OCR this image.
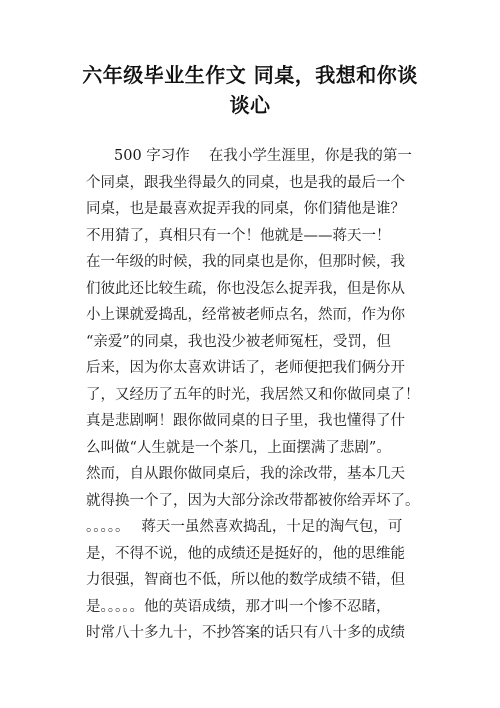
六年级毕业生作文 同桌，我想和你谈
谈心
500 字习作　 在我小学生涯里，你是我的第一
个同桌，跟我坐得最久的同桌，也是我的最后一个
同桌，也是最喜欢捉弄我的同桌，你们猜他是谁？
不用猜了，真相只有一个！他就是——蒋天一！
在一年级的时候，我的同桌也是你，但那时候，我
们彼此还比较生疏，你也没怎么捉弄我，但是你从
小上课就爱捣乱，经常被老师点名，然而，作为你
“亲爱”的同桌，我也没少被老师冤枉，受罚，但
后来，因为你太喜欢讲话了，老师便把我们俩分开
了，又经历了五年的时光，我居然又和你做同桌了！
真是悲剧啊！跟你做同桌的日子里，我也懂得了什
么叫做“人生就是一个茶几，上面摆满了悲剧”。
然而，自从跟你做同桌后，我的涂改带，基本几天
就得换一个了，因为大部分涂改带都被你给弄坏了。
。。。。。　 蒋天一虽然喜欢捣乱，十足的淘气包，可
是，不得不说，他的成绩还是挺好的，他的思维能
力很强，智商也不低，所以他的数学成绩不错，但
是。。。。。他的英语成绩，那才叫一个惨不忍睹，
时常八十多九十，不抄答案的话只有八十多的成绩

◆ Stated goal
Every line should be retyped exactly, with the pictures omitted.

◆ Result of this task
OCR this image.
六年级毕业生作文 同桌，我想和你谈
谈心
500 字习作　 在我小学生涯里，你是我的第一
个同桌，跟我坐得最久的同桌，也是我的最后一个
同桌，也是最喜欢捉弄我的同桌，你们猜他是谁？
不用猜了，真相只有一个！他就是——蒋天一！
在一年级的时候，我的同桌也是你，但那时候，我
们彼此还比较生疏，你也没怎么捉弄我，但是你从
小上课就爱捣乱，经常被老师点名，然而，作为你
“亲爱”的同桌，我也没少被老师冤枉，受罚，但
后来，因为你太喜欢讲话了，老师便把我们俩分开
了，又经历了五年的时光，我居然又和你做同桌了！
真是悲剧啊！跟你做同桌的日子里，我也懂得了什
么叫做“人生就是一个茶几，上面摆满了悲剧”。
然而，自从跟你做同桌后，我的涂改带，基本几天
就得换一个了，因为大部分涂改带都被你给弄坏了。
。。。。。　 蒋天一虽然喜欢捣乱，十足的淘气包，可
是，不得不说，他的成绩还是挺好的，他的思维能
力很强，智商也不低，所以他的数学成绩不错，但
是。。。。。他的英语成绩，那才叫一个惨不忍睹，
时常八十多九十，不抄答案的话只有八十多的成绩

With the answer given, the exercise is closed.